**Aim:**
Look below. Copy each line that has "this" in it.

**Records for processing:**
☆ ☆ ☆ ☆ ☆
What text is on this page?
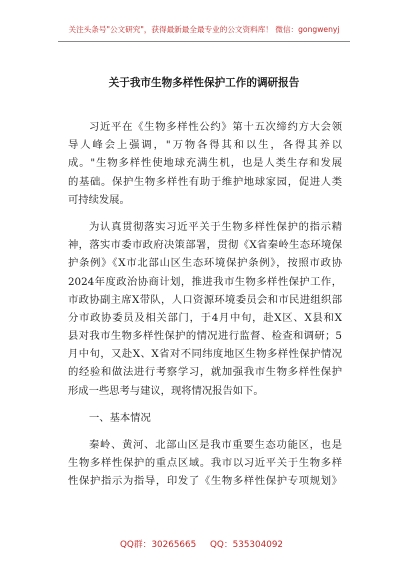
关注头条号"公文研究"，获得最新最全最专业的公文资料库！ 微信：gongwenyj
关于我市生物多样性保护工作的调研报告
习近平在《生物多样性公约》第十五次缔约方大会领
导人峰会上强调，"万物各得其和以生，各得其养以
成。"生物多样性使地球充满生机，也是人类生存和发展
的基础。保护生物多样性有助于维护地球家园，促进人类
可持续发展。
为认真贯彻落实习近平关于生物多样性保护的指示精
神，落实市委市政府决策部署，贯彻《X省秦岭生态环境保
护条例》《X市北部山区生态环境保护条例》，按照市政协
2024年度政治协商计划，推进我市生物多样性保护工作，
市政协副主席X带队，人口资源环境委员会和市民进组织部
分市政协委员及相关部门，于4月中旬，赴X区、X县和X
县对我市生物多样性保护的情况进行监督、检查和调研；5
月中旬，又赴X、X省对不同纬度地区生物多样性保护情况
的经验和做法进行考察学习，就加强我市生物多样性保护
形成一些思考与建议，现将情况报告如下。
一、基本情况
秦岭、黄河、北部山区是我市重要生态功能区，也是
生物多样性保护的重点区域。我市以习近平关于生物多样
性保护指示为指导，印发了《生物多样性保护专项规划》
QQ群：30265665 QQ：535304092
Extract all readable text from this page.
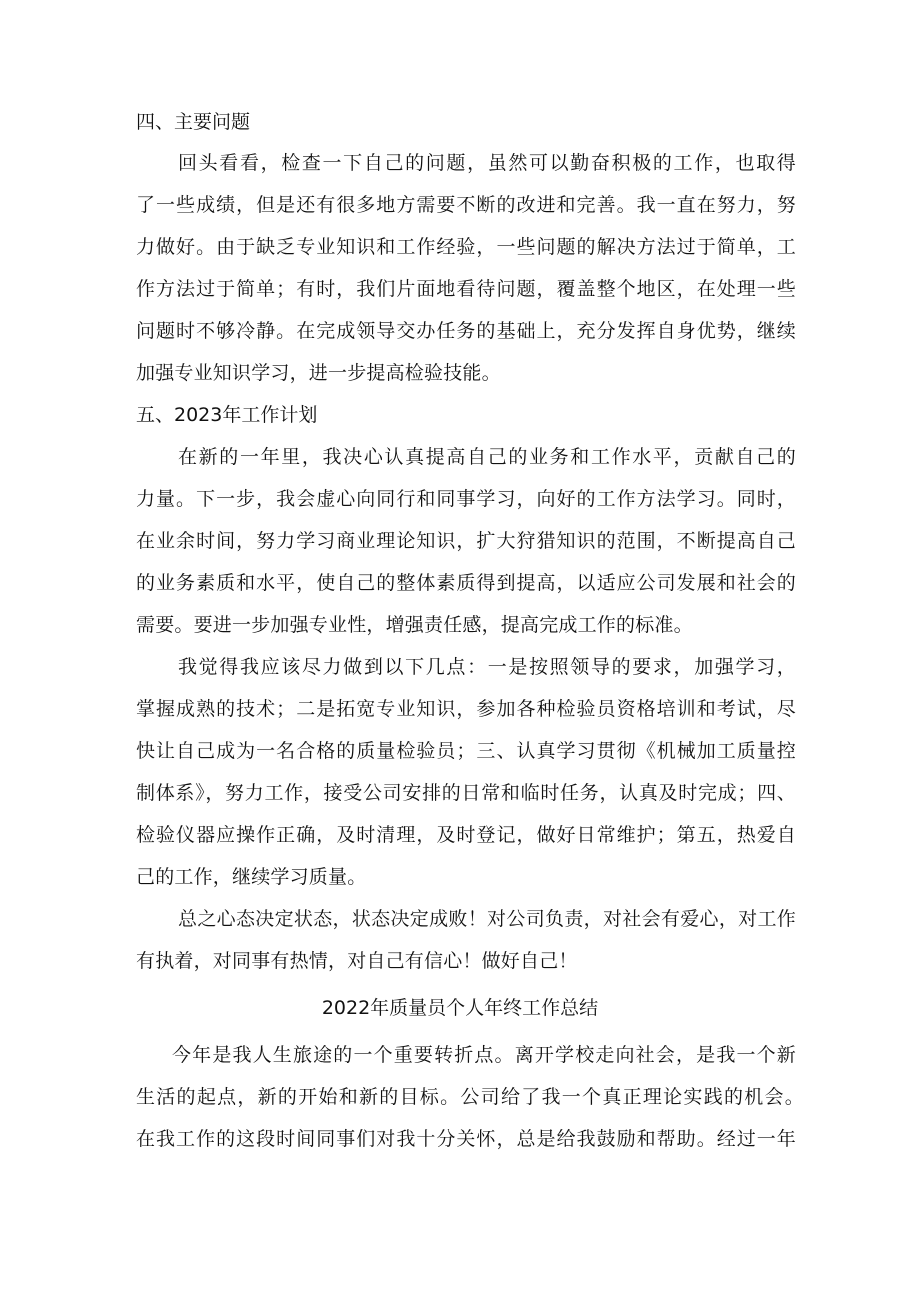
四、主要问题
回头看看，检查一下自己的问题，虽然可以勤奋积极的工作，也取得
了一些成绩，但是还有很多地方需要不断的改进和完善。我一直在努力，努
力做好。由于缺乏专业知识和工作经验，一些问题的解决方法过于简单，工
作方法过于简单；有时，我们片面地看待问题，覆盖整个地区，在处理一些
问题时不够冷静。在完成领导交办任务的基础上，充分发挥自身优势，继续
加强专业知识学习，进一步提高检验技能。
五、2023年工作计划
在新的一年里，我决心认真提高自己的业务和工作水平，贡献自己的
力量。下一步，我会虚心向同行和同事学习，向好的工作方法学习。同时，
在业余时间，努力学习商业理论知识，扩大狩猎知识的范围，不断提高自己
的业务素质和水平，使自己的整体素质得到提高，以适应公司发展和社会的
需要。要进一步加强专业性，增强责任感，提高完成工作的标准。
我觉得我应该尽力做到以下几点：一是按照领导的要求，加强学习，
掌握成熟的技术；二是拓宽专业知识，参加各种检验员资格培训和考试，尽
快让自己成为一名合格的质量检验员；三、认真学习贯彻《机械加工质量控
制体系》，努力工作，接受公司安排的日常和临时任务，认真及时完成；四、
检验仪器应操作正确，及时清理，及时登记，做好日常维护；第五，热爱自
己的工作，继续学习质量。
总之心态决定状态，状态决定成败！对公司负责，对社会有爱心，对工作
有执着，对同事有热情，对自己有信心！做好自己！
2022年质量员个人年终工作总结
今年是我人生旅途的一个重要转折点。离开学校走向社会，是我一个新
生活的起点，新的开始和新的目标。公司给了我一个真正理论实践的机会。
在我工作的这段时间同事们对我十分关怀，总是给我鼓励和帮助。经过一年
☆ ☆ ☆ ☆ ☆
**The solution:**
What text is on this page?
Extract all readable text from this page.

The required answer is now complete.